- [Exercise]:
Every line of the material that follows must be printed again exactly.

━━ Listed entries

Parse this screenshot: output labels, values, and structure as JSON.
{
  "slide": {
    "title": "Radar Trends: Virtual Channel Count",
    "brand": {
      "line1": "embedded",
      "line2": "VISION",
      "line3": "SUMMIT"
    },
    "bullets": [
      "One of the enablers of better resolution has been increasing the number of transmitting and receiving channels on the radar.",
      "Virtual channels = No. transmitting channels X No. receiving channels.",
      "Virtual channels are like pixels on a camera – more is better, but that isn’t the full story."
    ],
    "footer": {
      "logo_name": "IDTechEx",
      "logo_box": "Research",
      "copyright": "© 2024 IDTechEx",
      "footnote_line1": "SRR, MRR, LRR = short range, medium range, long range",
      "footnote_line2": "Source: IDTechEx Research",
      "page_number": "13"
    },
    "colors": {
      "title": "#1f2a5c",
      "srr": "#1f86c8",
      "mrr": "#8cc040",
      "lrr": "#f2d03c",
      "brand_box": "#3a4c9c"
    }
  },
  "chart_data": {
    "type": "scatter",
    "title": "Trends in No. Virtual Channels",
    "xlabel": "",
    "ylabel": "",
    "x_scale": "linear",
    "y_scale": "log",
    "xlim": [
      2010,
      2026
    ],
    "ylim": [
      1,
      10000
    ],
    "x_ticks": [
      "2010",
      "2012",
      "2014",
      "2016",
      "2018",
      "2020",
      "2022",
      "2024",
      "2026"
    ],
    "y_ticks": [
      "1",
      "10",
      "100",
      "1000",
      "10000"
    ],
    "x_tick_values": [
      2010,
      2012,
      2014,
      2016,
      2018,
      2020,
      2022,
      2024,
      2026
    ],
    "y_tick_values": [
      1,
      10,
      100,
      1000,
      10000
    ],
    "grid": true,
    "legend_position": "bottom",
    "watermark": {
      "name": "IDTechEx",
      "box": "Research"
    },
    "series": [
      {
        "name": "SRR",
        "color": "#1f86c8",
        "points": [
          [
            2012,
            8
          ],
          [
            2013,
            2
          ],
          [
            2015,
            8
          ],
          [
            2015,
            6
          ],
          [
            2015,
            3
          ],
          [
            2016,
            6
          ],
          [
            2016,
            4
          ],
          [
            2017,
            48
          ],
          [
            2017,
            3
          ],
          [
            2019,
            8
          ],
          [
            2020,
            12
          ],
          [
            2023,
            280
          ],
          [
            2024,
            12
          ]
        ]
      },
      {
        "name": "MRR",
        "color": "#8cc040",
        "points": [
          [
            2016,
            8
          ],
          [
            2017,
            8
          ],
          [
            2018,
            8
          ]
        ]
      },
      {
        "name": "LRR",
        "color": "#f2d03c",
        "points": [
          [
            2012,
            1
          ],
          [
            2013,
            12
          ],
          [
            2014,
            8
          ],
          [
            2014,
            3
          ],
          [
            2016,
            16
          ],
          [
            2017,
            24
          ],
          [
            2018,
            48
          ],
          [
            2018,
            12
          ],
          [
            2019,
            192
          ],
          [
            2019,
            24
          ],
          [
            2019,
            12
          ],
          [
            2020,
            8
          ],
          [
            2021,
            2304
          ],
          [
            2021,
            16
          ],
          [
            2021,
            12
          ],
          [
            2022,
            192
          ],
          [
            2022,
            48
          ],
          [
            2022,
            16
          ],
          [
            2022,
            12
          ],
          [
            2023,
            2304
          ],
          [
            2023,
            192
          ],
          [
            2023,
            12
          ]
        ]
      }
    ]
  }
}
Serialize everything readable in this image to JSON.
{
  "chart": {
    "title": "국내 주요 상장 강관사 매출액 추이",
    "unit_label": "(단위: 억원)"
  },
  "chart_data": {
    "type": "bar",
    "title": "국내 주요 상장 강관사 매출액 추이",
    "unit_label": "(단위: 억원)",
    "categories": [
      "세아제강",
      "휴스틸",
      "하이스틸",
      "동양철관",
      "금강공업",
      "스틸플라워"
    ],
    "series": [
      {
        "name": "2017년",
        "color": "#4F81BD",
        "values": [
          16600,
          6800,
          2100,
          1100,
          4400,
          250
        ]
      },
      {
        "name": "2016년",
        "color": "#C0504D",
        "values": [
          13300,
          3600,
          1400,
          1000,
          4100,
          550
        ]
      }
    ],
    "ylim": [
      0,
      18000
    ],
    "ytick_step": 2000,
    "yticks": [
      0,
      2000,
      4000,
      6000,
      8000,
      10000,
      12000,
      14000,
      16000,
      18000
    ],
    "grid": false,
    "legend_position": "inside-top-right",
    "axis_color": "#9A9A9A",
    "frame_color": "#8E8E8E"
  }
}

━━━━

- [Worked solution]:
Parse this screenshot: output labels, values, and structure as JSON.
{
  "slide": {
    "title": "Radar Trends: Virtual Channel Count",
    "brand": {
      "line1": "embedded",
      "line2": "VISION",
      "line3": "SUMMIT"
    },
    "bullets": [
      "One of the enablers of better resolution has been increasing the number of transmitting and receiving channels on the radar.",
      "Virtual channels = No. transmitting channels X No. receiving channels.",
      "Virtual channels are like pixels on a camera – more is better, but that isn’t the full story."
    ],
    "footer": {
      "logo_name": "IDTechEx",
      "logo_box": "Research",
      "copyright": "© 2024 IDTechEx",
      "footnote_line1": "SRR, MRR, LRR = short range, medium range, long range",
      "footnote_line2": "Source: IDTechEx Research",
      "page_number": "13"
    },
    "colors": {
      "title": "#1f2a5c",
      "srr": "#1f86c8",
      "mrr": "#8cc040",
      "lrr": "#f2d03c",
      "brand_box": "#3a4c9c"
    }
  },
  "chart_data": {
    "type": "scatter",
    "title": "Trends in No. Virtual Channels",
    "xlabel": "",
    "ylabel": "",
    "x_scale": "linear",
    "y_scale": "log",
    "xlim": [
      2010,
      2026
    ],
    "ylim": [
      1,
      10000
    ],
    "x_ticks": [
      "2010",
      "2012",
      "2014",
      "2016",
      "2018",
      "2020",
      "2022",
      "2024",
      "2026"
    ],
    "y_ticks": [
      "1",
      "10",
      "100",
      "1000",
      "10000"
    ],
    "x_tick_values": [
      2010,
      2012,
      2014,
      2016,
      2018,
      2020,
      2022,
      2024,
      2026
    ],
    "y_tick_values": [
      1,
      10,
      100,
      1000,
      10000
    ],
    "grid": true,
    "legend_position": "bottom",
    "watermark": {
      "name": "IDTechEx",
      "box": "Research"
    },
    "series": [
      {
        "name": "SRR",
        "color": "#1f86c8",
        "points": [
          [
            2012,
            8
          ],
          [
            2013,
            2
          ],
          [
            2015,
            8
          ],
          [
            2015,
            6
          ],
          [
            2015,
            3
          ],
          [
            2016,
            6
          ],
          [
            2016,
            4
          ],
          [
            2017,
            48
          ],
          [
            2017,
            3
          ],
          [
            2019,
            8
          ],
          [
            2020,
            12
          ],
          [
            2023,
            280
          ],
          [
            2024,
            12
          ]
        ]
      },
      {
        "name": "MRR",
        "color": "#8cc040",
        "points": [
          [
            2016,
            8
          ],
          [
            2017,
            8
          ],
          [
            2018,
            8
          ]
        ]
      },
      {
        "name": "LRR",
        "color": "#f2d03c",
        "points": [
          [
            2012,
            1
          ],
          [
            2013,
            12
          ],
          [
            2014,
            8
          ],
          [
            2014,
            3
          ],
          [
            2016,
            16
          ],
          [
            2017,
            24
          ],
          [
            2018,
            48
          ],
          [
            2018,
            12
          ],
          [
            2019,
            192
          ],
          [
            2019,
            24
          ],
          [
            2019,
            12
          ],
          [
            2020,
            8
          ],
          [
            2021,
            2304
          ],
          [
            2021,
            16
          ],
          [
            2021,
            12
          ],
          [
            2022,
            192
          ],
          [
            2022,
            48
          ],
          [
            2022,
            16
          ],
          [
            2022,
            12
          ],
          [
            2023,
            2304
          ],
          [
            2023,
            192
          ],
          [
            2023,
            12
          ]
        ]
      }
    ]
  }
}
Serialize everything readable in this image to JSON.
{
  "chart": {
    "title": "국내 주요 상장 강관사 매출액 추이",
    "unit_label": "(단위: 억원)"
  },
  "chart_data": {
    "type": "bar",
    "title": "국내 주요 상장 강관사 매출액 추이",
    "unit_label": "(단위: 억원)",
    "categories": [
      "세아제강",
      "휴스틸",
      "하이스틸",
      "동양철관",
      "금강공업",
      "스틸플라워"
    ],
    "series": [
      {
        "name": "2017년",
        "color": "#4F81BD",
        "values": [
          16600,
          6800,
          2100,
          1100,
          4400,
          250
        ]
      },
      {
        "name": "2016년",
        "color": "#C0504D",
        "values": [
          13300,
          3600,
          1400,
          1000,
          4100,
          550
        ]
      }
    ],
    "ylim": [
      0,
      18000
    ],
    "ytick_step": 2000,
    "yticks": [
      0,
      2000,
      4000,
      6000,
      8000,
      10000,
      12000,
      14000,
      16000,
      18000
    ],
    "grid": false,
    "legend_position": "inside-top-right",
    "axis_color": "#9A9A9A",
    "frame_color": "#8E8E8E"
  }
}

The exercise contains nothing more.